- What is expected: Read the lines below and count those that have the word "火焰原子吸收光谱法". Respond with the number only.

- Exercise inputs:
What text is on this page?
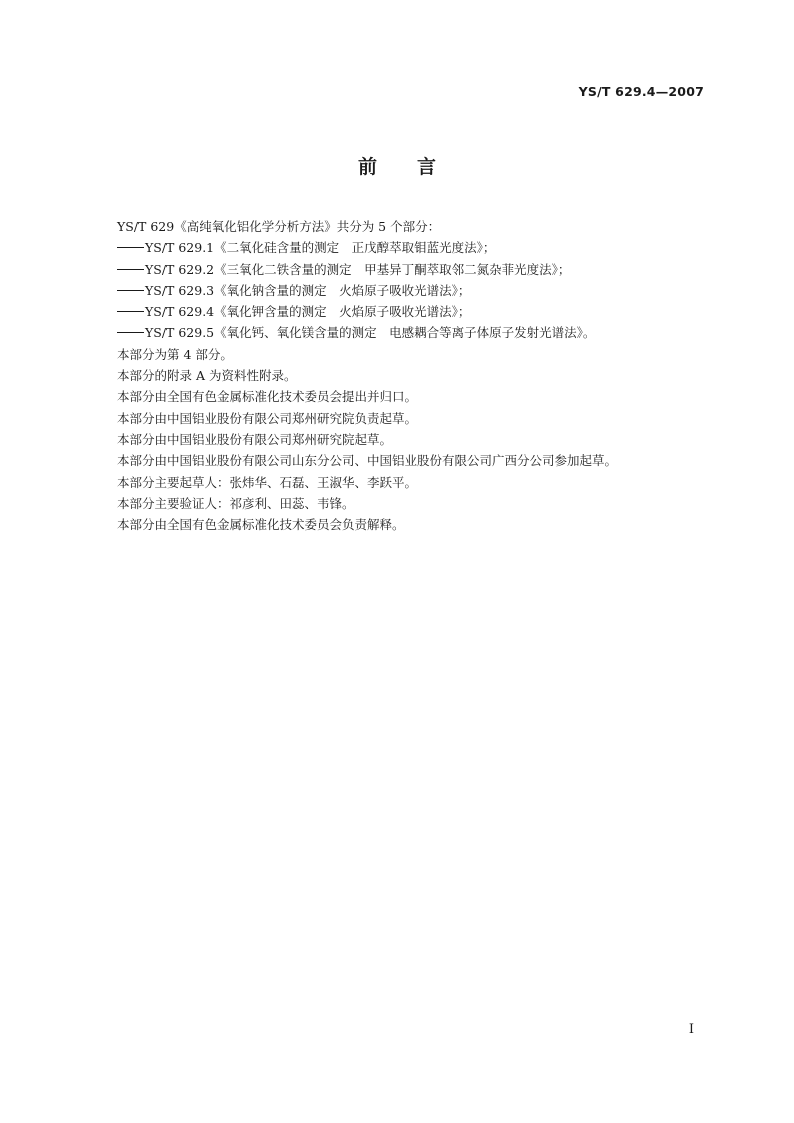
YS/T 629.4—2007
前 言
YS/T 629《高纯氧化铝化学分析方法》共分为 5 个部分：
YS/T 629.1《二氧化硅含量的测定　正戊醇萃取钼蓝光度法》；
YS/T 629.2《三氧化二铁含量的测定　甲基异丁酮萃取邻二氮杂菲光度法》；
YS/T 629.3《氧化钠含量的测定　火焰原子吸收光谱法》；
YS/T 629.4《氧化钾含量的测定　火焰原子吸收光谱法》；
YS/T 629.5《氧化钙、氧化镁含量的测定　电感耦合等离子体原子发射光谱法》。
本部分为第 4 部分。
本部分的附录 A 为资料性附录。
本部分由全国有色金属标准化技术委员会提出并归口。
本部分由中国铝业股份有限公司郑州研究院负责起草。
本部分由中国铝业股份有限公司郑州研究院起草。
本部分由中国铝业股份有限公司山东分公司、中国铝业股份有限公司广西分公司参加起草。
本部分主要起草人：张炜华、石磊、王淑华、李跃平。
本部分主要验证人：祁彦利、田蕊、韦锋。
本部分由全国有色金属标准化技术委员会负责解释。
I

- Exercise result: 2